# Exercise goal
Below are the records; collect from them each line containing the string "بهارستان".

-- Start of Data entries --

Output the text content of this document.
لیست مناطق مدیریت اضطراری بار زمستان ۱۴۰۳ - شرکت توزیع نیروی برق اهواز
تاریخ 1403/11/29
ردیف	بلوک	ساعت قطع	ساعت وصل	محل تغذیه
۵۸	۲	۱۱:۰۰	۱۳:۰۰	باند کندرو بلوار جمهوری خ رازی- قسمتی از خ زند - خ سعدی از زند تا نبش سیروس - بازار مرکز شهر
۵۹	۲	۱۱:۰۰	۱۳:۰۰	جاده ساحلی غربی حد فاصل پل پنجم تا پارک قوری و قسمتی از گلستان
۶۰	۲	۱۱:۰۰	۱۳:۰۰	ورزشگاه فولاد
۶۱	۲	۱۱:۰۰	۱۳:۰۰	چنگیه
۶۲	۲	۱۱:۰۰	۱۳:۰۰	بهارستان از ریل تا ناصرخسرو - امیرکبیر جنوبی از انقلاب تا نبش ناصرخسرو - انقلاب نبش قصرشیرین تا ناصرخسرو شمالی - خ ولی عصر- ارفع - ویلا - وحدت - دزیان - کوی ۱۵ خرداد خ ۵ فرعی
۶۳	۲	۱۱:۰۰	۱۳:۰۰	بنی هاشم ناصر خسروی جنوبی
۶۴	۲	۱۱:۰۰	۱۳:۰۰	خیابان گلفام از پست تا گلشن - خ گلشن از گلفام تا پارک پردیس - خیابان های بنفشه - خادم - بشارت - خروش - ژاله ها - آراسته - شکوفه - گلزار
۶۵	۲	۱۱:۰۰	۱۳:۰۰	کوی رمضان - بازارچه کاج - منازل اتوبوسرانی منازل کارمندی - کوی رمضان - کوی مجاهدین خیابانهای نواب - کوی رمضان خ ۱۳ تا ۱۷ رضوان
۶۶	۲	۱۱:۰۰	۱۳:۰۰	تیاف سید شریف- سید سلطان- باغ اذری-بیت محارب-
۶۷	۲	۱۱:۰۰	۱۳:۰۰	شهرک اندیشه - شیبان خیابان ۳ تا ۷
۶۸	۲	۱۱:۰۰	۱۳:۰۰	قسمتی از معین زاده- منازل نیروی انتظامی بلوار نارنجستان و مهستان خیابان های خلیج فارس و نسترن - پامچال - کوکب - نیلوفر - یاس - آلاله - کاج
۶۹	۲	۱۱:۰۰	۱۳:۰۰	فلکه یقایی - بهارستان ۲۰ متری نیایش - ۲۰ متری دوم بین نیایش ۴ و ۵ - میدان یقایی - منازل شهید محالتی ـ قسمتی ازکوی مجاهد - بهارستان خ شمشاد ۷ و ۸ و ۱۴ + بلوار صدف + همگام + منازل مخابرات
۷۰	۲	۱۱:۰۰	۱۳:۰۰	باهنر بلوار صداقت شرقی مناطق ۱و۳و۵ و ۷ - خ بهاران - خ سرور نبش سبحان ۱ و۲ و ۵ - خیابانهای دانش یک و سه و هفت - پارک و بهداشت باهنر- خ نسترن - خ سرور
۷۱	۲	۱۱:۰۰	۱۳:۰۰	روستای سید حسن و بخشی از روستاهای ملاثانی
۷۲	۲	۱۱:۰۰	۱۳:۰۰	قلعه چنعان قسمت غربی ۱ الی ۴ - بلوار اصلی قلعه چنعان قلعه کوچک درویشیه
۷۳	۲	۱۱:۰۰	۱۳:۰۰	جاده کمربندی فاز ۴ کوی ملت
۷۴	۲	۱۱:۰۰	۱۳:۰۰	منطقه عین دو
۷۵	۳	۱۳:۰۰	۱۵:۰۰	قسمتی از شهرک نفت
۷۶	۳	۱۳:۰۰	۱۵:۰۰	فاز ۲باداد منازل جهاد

-- End of Data entries --

# In response
۶۲	۲	۱۱:۰۰	۱۳:۰۰	بهارستان از ریل تا ناصرخسرو - امیرکبیر جنوبی از انقلاب تا نبش ناصرخسرو - انقلاب نبش قصرشیرین تا ناصرخسرو شمالی - خ ولی عصر- ارفع - ویلا - وحدت - دزیان - کوی ۱۵ خرداد خ ۵ فرعی
۶۹	۲	۱۱:۰۰	۱۳:۰۰	فلکه یقایی - بهارستان ۲۰ متری نیایش - ۲۰ متری دوم بین نیایش ۴ و ۵ - میدان یقایی - منازل شهید محالتی ـ قسمتی ازکوی مجاهد - بهارستان خ شمشاد ۷ و ۸ و ۱۴ + بلوار صدف + همگام + منازل مخابرات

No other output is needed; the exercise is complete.